— BEGIN Text shown —

Speaking of World War II, possibly some of the best urban human habitat can be found in pre-World War II neighborhoods. They are characterized by sidewalks, parks, functional front porches, places of worship, public transportation, and often, just enough commercial activity (restaurants, taverns and grocery stores) that one can take care of most regular needs on foot – people can walk, not drive, to tend to their affairs! And, in walking they’ll likely meet and talk face-to-face (and even share ideas!).

These environments weren’t created by each person doing their own thing. They were the result of many people working together to create community: business people, city planners, real estate developers, architects, transportation planners, recreation advocates, and others concerned about life in America.

Another example of different views of habitat can be found in transportation planning. If you get the chance, drive Interstate 10 from East Texas into Louisiana. If you have in the recent past, think about the contrasts.

In Texas, almost every major highway is ringed by “feeder” roads. These feeder roads almost always become choked with commercial activity: fast food restaurants, gas stations, four-wheeler dealers, truck stops…you name it. Unfortunately, these feeder roads make driving in Texas much less pleasant than it could be as the scenery of right-of-way is often an unsightly mishmash of development. More importantly, there is constant traffic coming on and off the interstate to access these businesses. [3]

Compare that experience with Louisiana. As soon as you enter Louisiana, you notice that the scenery is more prominent and that “civilization” is far less developed. You also notice less traffic weaving in and off the highway. Your driving experience becomes more relaxed and feels safer. The big difference is the lack of feeder roads. Yes, it took collective action to build these feeder roads in Texas, but let’s question the motivation and effectiveness of that activity. Apart from making room for another four-wheeler dealer, what did that feeder road really provide?

Hey, what’s wrong with taking a little collective action to improve human habitat? Somehow, that makes all too many politicians nervous and they lose focus on people in contrast to commerce and tax bases. When we want to improve habitat with parks and community areas, all too often we hear from our elected officials, “Oh, we can’t afford that!” or “That’s a frill the budget doesn’t support.” Strangely, there’s always room for another McDonald’s or car dealership!

Rather than just having to deal with anxiety, obesity and depression, why can’t we address our habitat needs as humans who want to live in the most free and lovely place on earth? Why don’t we enhance our habitats with parks, sidewalks, calmer (and safer) roads or just a little more open space? That would allow us to better blend our environment and infrastructure.

If we are going to have a better, stronger nation, we’re going to have to think about our infrastructure and environment in a more integrated fashion including their relationship to our quality of life. We’re going to have to relook how we live together with nature, our environment and the infrastructure we build.

Empowering the Synergy

We think that a key to advancing the way we best exploit the work Americans put into protecting the environment and building on our infrastructure investment is to transform how people see this interdependent relationship. Policy makers must encourage people in all parts of the political spectrum to value achieving a balance and synergistic relationship between the two. This balance would give us:

  • Healthy habitats in which to live. Here we should seek to build harmony between our habitats and our ways of life where these habitats bridge between environment and infrastructure in complementary ways. This might be accomplished through creating more realistic expectations about what American life is, both in terms of responsible wealth and stuff accumulation, as well as stewardship of that wealth for future generations. We might create these expectations through a range of approaches that start with responsible parenting and early education all the way through the protection of the environment and infrastructure as national security priorities.

— END Text shown —

**Work to do**.
A. For the passage on human habitat, decide whether each statement agrees with it: (i) Pre-World War II neighborhoods came about through each person doing their own thing. (ii) In Texas, almost every major highway is ringed by feeder roads. (iii) Drivers entering Louisiana notice more traffic weaving on and off the highway. Answer yes or no for each, and quote the deciding words from the passage.
B. Which interstate does the passage on human habitat suggest driving from East Texas into Louisiana?
C. Resume the passage on human habitat, picking up right after its final sentence.

— BEGIN Recorded information —

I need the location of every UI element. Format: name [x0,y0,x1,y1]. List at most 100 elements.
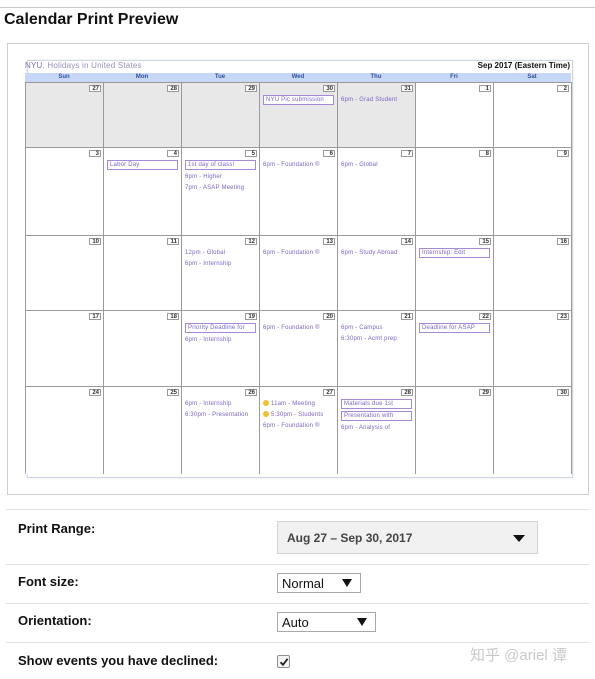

— END Recorded information —

**Answers in order**.
A.
(i) No: "These environments weren’t created by each person doing their own thing."
(ii) Yes: "In Texas, almost every major highway is ringed by “feeder” roads."
(iii) No: "You also notice less traffic weaving in and off the highway."

B. Interstate 10.

C.
  • Freedom from political exploitation of the environment and infrastructure. We need to quit making the environment a political issue so that the parts that make up this critical sustaining ecosystem for people and other living things may thrive in balance. As a nation we simply have to respond to the urgency to find balance in our political systems and throughout all levels of American community. Political exploitation of the both the environment and our infrastructure has become so pervasive that we may just have to find ways to minimize the damage the older generations do and try to hold on to a core the younger generations can inherit and rebuild. Many of the people who compose our current political system seem to have transcended the ability to preserve our future or even to think about our nation’s future.
  • Access to a thriving economy and the opportunity needed to sustain our economy. Equal access to opportunity is critical since we need some reasonable level of wealth to support our lives and investments in our environment and infrastructure…everyone should be able to invest in this ecosystem. This blog was founded on the idea of creating access to opportunity as a principle for Fulfilling the American Promise. Again, we may just have to wait until the older generations pass on the mantle before any real progress in this area can be made. The Founders of America and the Framers of our Constitution must be rolling over in their graves at the sclerosis we call Congress today.
  • Better future world for our children through education and access to opportunity. This may seem to be a repeat, but it’s worth repeating so that the quest for balance in the ecosystem is a more natural and logical pursuit. This has also been a common refrain in this Blog. More than anything else we hope to achieve through FAPITCA, it is the hope that our older generations now “in charge” will stop blocking the future progress of America and invest in our future generations through affordable, quality education and the creation of new ways to ensure access to opportunity for young Americans. We must get past our biases about social standing, race, gender and other distractions to focus on making America a sustainable place for all who would contribute to our future. Anything less than that is a betrayal of what our Founders left us to preserve.

It’s simple as an idea, if not in execution: We must stop treating the ecosystem of our environment and infrastructure as a “political, partisan” issue…the sustainment of our world and the American way of life is just too important for that.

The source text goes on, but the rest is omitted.